把下方全部数据逐行表示为一个 JSON 字符串列表，每行对应一个字符串，空行不计。
+++
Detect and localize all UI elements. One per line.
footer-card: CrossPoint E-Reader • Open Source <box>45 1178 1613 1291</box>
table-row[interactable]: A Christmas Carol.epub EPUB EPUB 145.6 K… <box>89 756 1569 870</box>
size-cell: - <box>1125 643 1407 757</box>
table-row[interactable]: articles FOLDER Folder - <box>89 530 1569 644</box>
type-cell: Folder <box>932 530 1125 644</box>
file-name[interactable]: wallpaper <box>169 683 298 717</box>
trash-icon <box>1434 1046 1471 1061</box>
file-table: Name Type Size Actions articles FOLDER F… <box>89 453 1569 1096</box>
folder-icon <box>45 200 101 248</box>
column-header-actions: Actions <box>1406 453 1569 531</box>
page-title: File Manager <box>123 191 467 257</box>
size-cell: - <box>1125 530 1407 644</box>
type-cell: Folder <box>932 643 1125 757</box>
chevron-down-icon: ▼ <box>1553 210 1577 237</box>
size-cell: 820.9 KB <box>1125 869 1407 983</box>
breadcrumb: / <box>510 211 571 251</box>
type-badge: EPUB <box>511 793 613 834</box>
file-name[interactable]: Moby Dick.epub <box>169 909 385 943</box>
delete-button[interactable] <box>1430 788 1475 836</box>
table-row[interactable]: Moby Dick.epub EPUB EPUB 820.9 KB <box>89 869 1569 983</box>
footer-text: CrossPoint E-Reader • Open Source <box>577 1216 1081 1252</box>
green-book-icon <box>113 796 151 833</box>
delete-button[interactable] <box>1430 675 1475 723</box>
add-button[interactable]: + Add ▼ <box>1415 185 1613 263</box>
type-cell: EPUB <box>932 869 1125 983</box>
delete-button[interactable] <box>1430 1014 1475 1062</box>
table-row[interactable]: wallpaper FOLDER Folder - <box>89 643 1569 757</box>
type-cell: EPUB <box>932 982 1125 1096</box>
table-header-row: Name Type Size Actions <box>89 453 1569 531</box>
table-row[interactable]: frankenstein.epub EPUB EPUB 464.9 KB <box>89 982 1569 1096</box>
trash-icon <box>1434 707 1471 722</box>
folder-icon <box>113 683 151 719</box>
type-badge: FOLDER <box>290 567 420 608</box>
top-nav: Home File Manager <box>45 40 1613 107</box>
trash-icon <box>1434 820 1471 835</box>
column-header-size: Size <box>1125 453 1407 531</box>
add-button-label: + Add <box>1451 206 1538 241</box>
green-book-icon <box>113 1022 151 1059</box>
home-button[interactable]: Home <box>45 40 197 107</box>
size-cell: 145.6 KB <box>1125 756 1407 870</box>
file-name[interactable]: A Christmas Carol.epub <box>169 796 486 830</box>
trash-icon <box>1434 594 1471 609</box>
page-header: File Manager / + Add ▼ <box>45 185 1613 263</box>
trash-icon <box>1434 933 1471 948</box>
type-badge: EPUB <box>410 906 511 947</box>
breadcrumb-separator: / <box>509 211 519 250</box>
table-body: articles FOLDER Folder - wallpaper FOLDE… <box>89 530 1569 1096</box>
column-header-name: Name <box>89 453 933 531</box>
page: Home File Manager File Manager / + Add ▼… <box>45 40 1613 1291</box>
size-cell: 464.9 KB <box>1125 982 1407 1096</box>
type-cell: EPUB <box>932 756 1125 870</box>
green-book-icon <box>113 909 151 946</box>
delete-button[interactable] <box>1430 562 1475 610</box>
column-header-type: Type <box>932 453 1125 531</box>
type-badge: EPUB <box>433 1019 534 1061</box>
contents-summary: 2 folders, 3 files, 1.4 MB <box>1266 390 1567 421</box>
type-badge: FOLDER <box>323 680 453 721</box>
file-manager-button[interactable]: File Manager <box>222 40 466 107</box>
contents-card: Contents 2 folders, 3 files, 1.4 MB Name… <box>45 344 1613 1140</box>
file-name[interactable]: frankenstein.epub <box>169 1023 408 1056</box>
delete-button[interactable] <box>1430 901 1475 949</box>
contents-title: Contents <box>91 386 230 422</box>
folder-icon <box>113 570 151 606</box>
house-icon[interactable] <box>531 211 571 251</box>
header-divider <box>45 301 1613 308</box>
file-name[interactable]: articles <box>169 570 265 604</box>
+++
> **本题输出**:
[
  "Detect and localize all UI elements. One per line.",
  "footer-card: CrossPoint E-Reader • Open Source <box>45 1178 1613 1291</box>",
  "table-row[interactable]: A Christmas Carol.epub EPUB EPUB 145.6 K… <box>89 756 1569 870</box>",
  "size-cell: - <box>1125 643 1407 757</box>",
  "table-row[interactable]: articles FOLDER Folder - <box>89 530 1569 644</box>",
  "type-cell: Folder <box>932 530 1125 644</box>",
  "file-name[interactable]: wallpaper <box>169 683 298 717</box>",
  "trash-icon <box>1434 1046 1471 1061</box>",
  "file-table: Name Type Size Actions articles FOLDER F… <box>89 453 1569 1096</box>",
  "folder-icon <box>45 200 101 248</box>",
  "column-header-actions: Actions <box>1406 453 1569 531</box>",
  "page-title: File Manager <box>123 191 467 257</box>",
  "size-cell: - <box>1125 530 1407 644</box>",
  "type-cell: Folder <box>932 643 1125 757</box>",
  "chevron-down-icon: ▼ <box>1553 210 1577 237</box>",
  "size-cell: 820.9 KB <box>1125 869 1407 983</box>",
  "breadcrumb: / <box>510 211 571 251</box>",
  "type-badge: EPUB <box>511 793 613 834</box>",
  "file-name[interactable]: Moby Dick.epub <box>169 909 385 943</box>",
  "delete-button[interactable] <box>1430 788 1475 836</box>",
  "table-row[interactable]: Moby Dick.epub EPUB EPUB 820.9 KB <box>89 869 1569 983</box>",
  "footer-text: CrossPoint E-Reader • Open Source <box>577 1216 1081 1252</box>",
  "green-book-icon <box>113 796 151 833</box>",
  "delete-button[interactable] <box>1430 675 1475 723</box>",
  "add-button[interactable]: + Add ▼ <box>1415 185 1613 263</box>",
  "type-cell: EPUB <box>932 869 1125 983</box>",
  "delete-button[interactable] <box>1430 1014 1475 1062</box>",
  "table-row[interactable]: wallpaper FOLDER Folder - <box>89 643 1569 757</box>",
  "type-cell: EPUB <box>932 982 1125 1096</box>",
  "table-header-row: Name Type Size Actions <box>89 453 1569 531</box>",
  "table-row[interactable]: frankenstein.epub EPUB EPUB 464.9 KB <box>89 982 1569 1096</box>",
  "trash-icon <box>1434 707 1471 722</box>",
  "folder-icon <box>113 683 151 719</box>",
  "type-badge: FOLDER <box>290 567 420 608</box>",
  "top-nav: Home File Manager <box>45 40 1613 107</box>",
  "trash-icon <box>1434 820 1471 835</box>",
  "column-header-size: Size <box>1125 453 1407 531</box>",
  "add-button-label: + Add <box>1451 206 1538 241</box>",
  "green-book-icon <box>113 1022 151 1059</box>",
  "home-button[interactable]: Home <box>45 40 197 107</box>",
  "size-cell: 145.6 KB <box>1125 756 1407 870</box>",
  "file-name[interactable]: A Christmas Carol.epub <box>169 796 486 830</box>",
  "trash-icon <box>1434 594 1471 609</box>",
  "page-header: File Manager / + Add ▼ <box>45 185 1613 263</box>",
  "trash-icon <box>1434 933 1471 948</box>",
  "type-badge: EPUB <box>410 906 511 947</box>",
  "breadcrumb-separator: / <box>509 211 519 250</box>",
  "table-body: articles FOLDER Folder - wallpaper FOLDE… <box>89 530 1569 1096</box>",
  "column-header-name: Name <box>89 453 933 531</box>",
  "page: Home File Manager File Manager / + Add ▼… <box>45 40 1613 1291</box>",
  "size-cell: 464.9 KB <box>1125 982 1407 1096</box>",
  "type-cell: EPUB <box>932 756 1125 870</box>",
  "green-book-icon <box>113 909 151 946</box>",
  "delete-button[interactable] <box>1430 562 1475 610</box>",
  "column-header-type: Type <box>932 453 1125 531</box>",
  "type-badge: EPUB <box>433 1019 534 1061</box>",
  "contents-summary: 2 folders, 3 files, 1.4 MB <box>1266 390 1567 421</box>",
  "type-badge: FOLDER <box>323 680 453 721</box>",
  "file-manager-button[interactable]: File Manager <box>222 40 466 107</box>",
  "contents-card: Contents 2 folders, 3 files, 1.4 MB Name… <box>45 344 1613 1140</box>",
  "file-name[interactable]: frankenstein.epub <box>169 1023 408 1056</box>",
  "delete-button[interactable] <box>1430 901 1475 949</box>",
  "contents-title: Contents <box>91 386 230 422</box>",
  "folder-icon <box>113 570 151 606</box>",
  "house-icon[interactable] <box>531 211 571 251</box>",
  "header-divider <box>45 301 1613 308</box>",
  "file-name[interactable]: articles <box>169 570 265 604</box>"
]